## START
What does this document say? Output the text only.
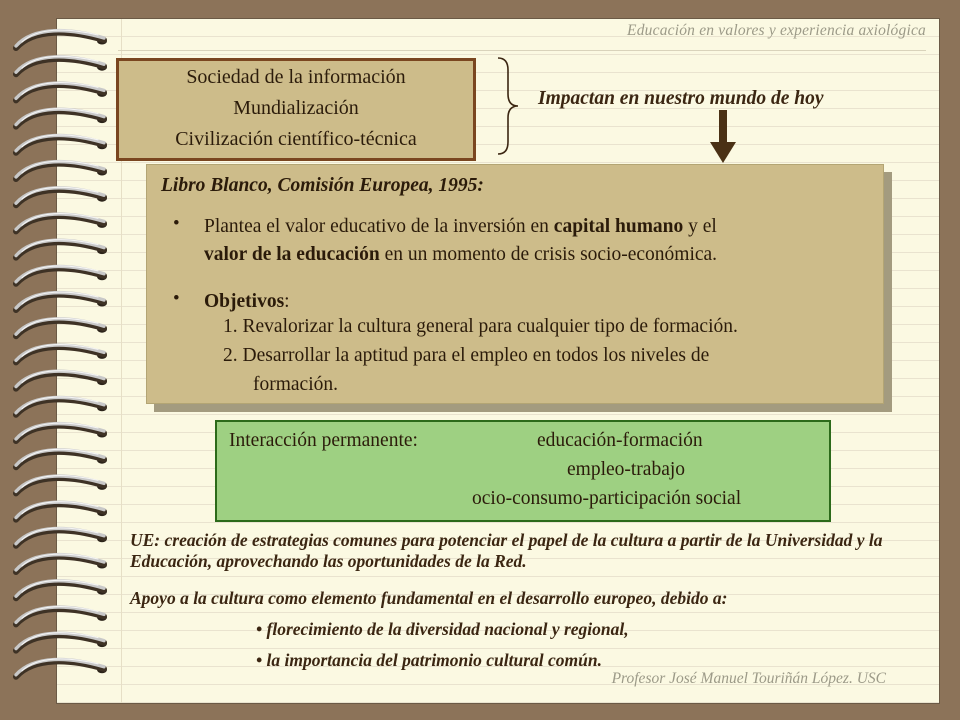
Educación en valores y experiencia axiológica
Sociedad de la información
Mundialización
Civilización científico-técnica
Impactan en nuestro mundo de hoy
Libro Blanco, Comisión Europea, 1995:
• Plantea el valor educativo de la inversión en capital humano y el
valor de la educación en un momento de crisis socio-económica.
• Objetivos:
1. Revalorizar la cultura general para cualquier tipo de formación.
2. Desarrollar la aptitud para el empleo en todos los niveles de
formación.
Interacción permanente:	educación-formación
empleo-trabajo
ocio-consumo-participación social
UE: creación de estrategias comunes para potenciar el papel de la cultura a partir de la Universidad y la Educación, aprovechando las oportunidades de la Red.
Apoyo a la cultura como elemento fundamental en el desarrollo europeo, debido a:
• florecimiento de la diversidad nacional y regional,
• la importancia del patrimonio cultural común.
Profesor José Manuel Touriñán López. USC
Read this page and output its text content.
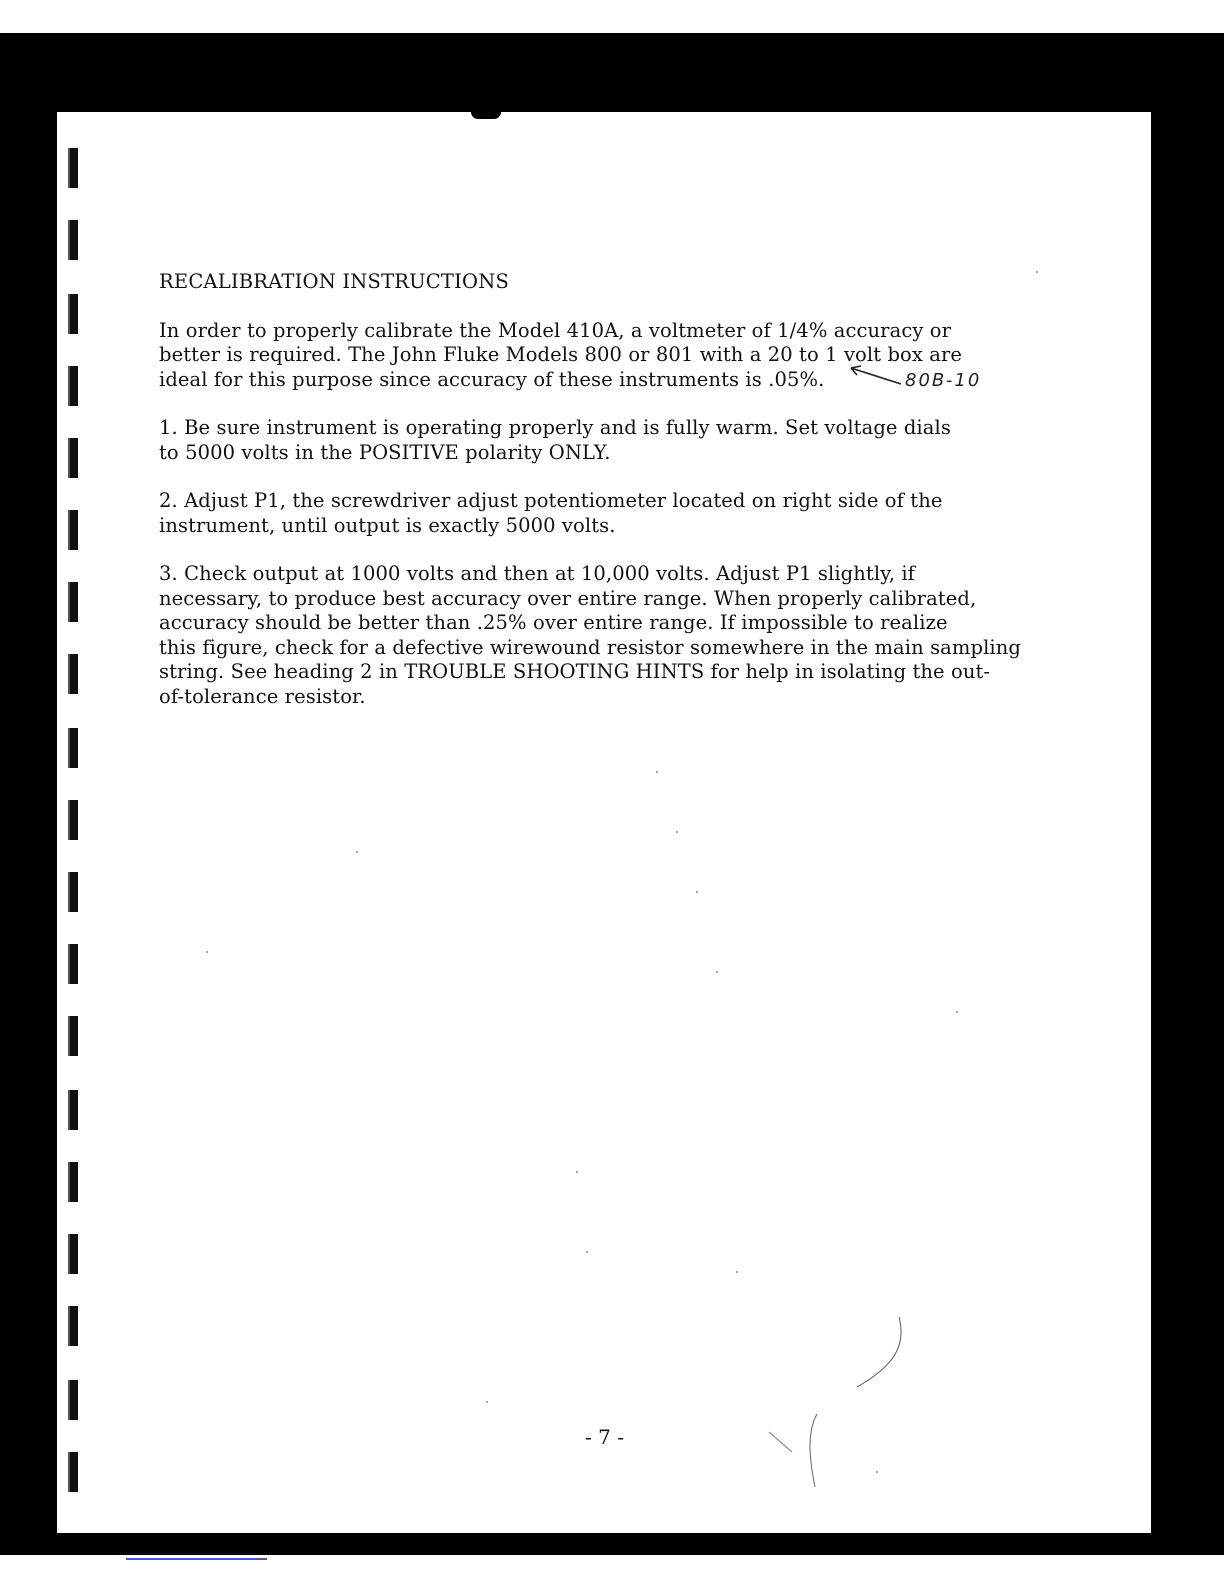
RECALIBRATION INSTRUCTIONS

In order to properly calibrate the Model 410A, a voltmeter of 1/4% accuracy or
better is required. The John Fluke Models 800 or 801 with a 20 to 1 volt box are
ideal for this purpose since accuracy of these instruments is .05%.

1. Be sure instrument is operating properly and is fully warm. Set voltage dials
to 5000 volts in the POSITIVE polarity ONLY.

2. Adjust P1, the screwdriver adjust potentiometer located on right side of the
instrument, until output is exactly 5000 volts.

3. Check output at 1000 volts and then at 10,000 volts. Adjust P1 slightly, if
necessary, to produce best accuracy over entire range. When properly calibrated,
accuracy should be better than .25% over entire range. If impossible to realize
this figure, check for a defective wirewound resistor somewhere in the main sampling
string. See heading 2 in TROUBLE SHOOTING HINTS for help in isolating the out-
of-tolerance resistor.

80B-10
- 7 -
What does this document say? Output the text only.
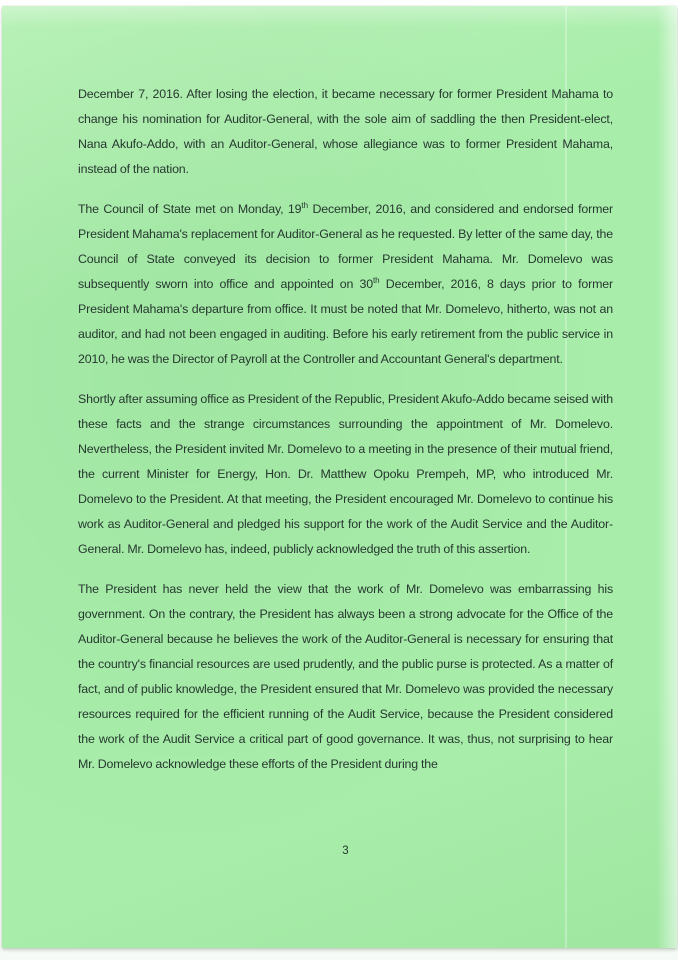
December 7, 2016. After losing the election, it became necessary for former President Mahama to change his nomination for Auditor-General, with the sole aim of saddling the then President-elect, Nana Akufo-Addo, with an Auditor-General, whose allegiance was to former President Mahama, instead of the nation.

The Council of State met on Monday, 19th December, 2016, and considered and endorsed former President Mahama's replacement for Auditor-General as he requested. By letter of the same day, the Council of State conveyed its decision to former President Mahama. Mr. Domelevo was subsequently sworn into office and appointed on 30th December, 2016, 8 days prior to former President Mahama's departure from office. It must be noted that Mr. Domelevo, hitherto, was not an auditor, and had not been engaged in auditing. Before his early retirement from the public service in 2010, he was the Director of Payroll at the Controller and Accountant General's department.

Shortly after assuming office as President of the Republic, President Akufo-Addo became seised with these facts and the strange circumstances surrounding the appointment of Mr. Domelevo. Nevertheless, the President invited Mr. Domelevo to a meeting in the presence of their mutual friend, the current Minister for Energy, Hon. Dr. Matthew Opoku Prempeh, MP, who introduced Mr. Domelevo to the President. At that meeting, the President encouraged Mr. Domelevo to continue his work as Auditor-General and pledged his support for the work of the Audit Service and the Auditor-General. Mr. Domelevo has, indeed, publicly acknowledged the truth of this assertion.

The President has never held the view that the work of Mr. Domelevo was embarrassing his government. On the contrary, the President has always been a strong advocate for the Office of the Auditor-General because he believes the work of the Auditor-General is necessary for ensuring that the country's financial resources are used prudently, and the public purse is protected. As a matter of fact, and of public knowledge, the President ensured that Mr. Domelevo was provided the necessary resources required for the efficient running of the Audit Service, because the President considered the work of the Audit Service a critical part of good governance. It was, thus, not surprising to hear Mr. Domelevo acknowledge these efforts of the President during the

3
## END
TASK DETAILS: Output every entry word for word, but omit the pictures.

ANSWER TO THIS EXERCISE:
What does this document say? Output the text only.
Educación en valores y experiencia axiológica
Sociedad de la información
Mundialización
Civilización científico-técnica
Impactan en nuestro mundo de hoy
Libro Blanco, Comisión Europea, 1995:
• Plantea el valor educativo de la inversión en capital humano y el
valor de la educación en un momento de crisis socio-económica.
• Objetivos:
1. Revalorizar la cultura general para cualquier tipo de formación.
2. Desarrollar la aptitud para el empleo en todos los niveles de
formación.
Interacción permanente:	educación-formación
empleo-trabajo
ocio-consumo-participación social
UE: creación de estrategias comunes para potenciar el papel de la cultura a partir de la Universidad y la Educación, aprovechando las oportunidades de la Red.
Apoyo a la cultura como elemento fundamental en el desarrollo europeo, debido a:
• florecimiento de la diversidad nacional y regional,
• la importancia del patrimonio cultural común.
Profesor José Manuel Touriñán López. USC
Read this page and output its text content.
RECALIBRATION INSTRUCTIONS

In order to properly calibrate the Model 410A, a voltmeter of 1/4% accuracy or
better is required. The John Fluke Models 800 or 801 with a 20 to 1 volt box are
ideal for this purpose since accuracy of these instruments is .05%.

1. Be sure instrument is operating properly and is fully warm. Set voltage dials
to 5000 volts in the POSITIVE polarity ONLY.

2. Adjust P1, the screwdriver adjust potentiometer located on right side of the
instrument, until output is exactly 5000 volts.

3. Check output at 1000 volts and then at 10,000 volts. Adjust P1 slightly, if
necessary, to produce best accuracy over entire range. When properly calibrated,
accuracy should be better than .25% over entire range. If impossible to realize
this figure, check for a defective wirewound resistor somewhere in the main sampling
string. See heading 2 in TROUBLE SHOOTING HINTS for help in isolating the out-
of-tolerance resistor.

80B-10
- 7 -
What does this document say? Output the text only.
December 7, 2016. After losing the election, it became necessary for former President Mahama to change his nomination for Auditor-General, with the sole aim of saddling the then President-elect, Nana Akufo-Addo, with an Auditor-General, whose allegiance was to former President Mahama, instead of the nation.

The Council of State met on Monday, 19th December, 2016, and considered and endorsed former President Mahama's replacement for Auditor-General as he requested. By letter of the same day, the Council of State conveyed its decision to former President Mahama. Mr. Domelevo was subsequently sworn into office and appointed on 30th December, 2016, 8 days prior to former President Mahama's departure from office. It must be noted that Mr. Domelevo, hitherto, was not an auditor, and had not been engaged in auditing. Before his early retirement from the public service in 2010, he was the Director of Payroll at the Controller and Accountant General's department.

Shortly after assuming office as President of the Republic, President Akufo-Addo became seised with these facts and the strange circumstances surrounding the appointment of Mr. Domelevo. Nevertheless, the President invited Mr. Domelevo to a meeting in the presence of their mutual friend, the current Minister for Energy, Hon. Dr. Matthew Opoku Prempeh, MP, who introduced Mr. Domelevo to the President. At that meeting, the President encouraged Mr. Domelevo to continue his work as Auditor-General and pledged his support for the work of the Audit Service and the Auditor-General. Mr. Domelevo has, indeed, publicly acknowledged the truth of this assertion.

The President has never held the view that the work of Mr. Domelevo was embarrassing his government. On the contrary, the President has always been a strong advocate for the Office of the Auditor-General because he believes the work of the Auditor-General is necessary for ensuring that the country's financial resources are used prudently, and the public purse is protected. As a matter of fact, and of public knowledge, the President ensured that Mr. Domelevo was provided the necessary resources required for the efficient running of the Audit Service, because the President considered the work of the Audit Service a critical part of good governance. It was, thus, not surprising to hear Mr. Domelevo acknowledge these efforts of the President during the

3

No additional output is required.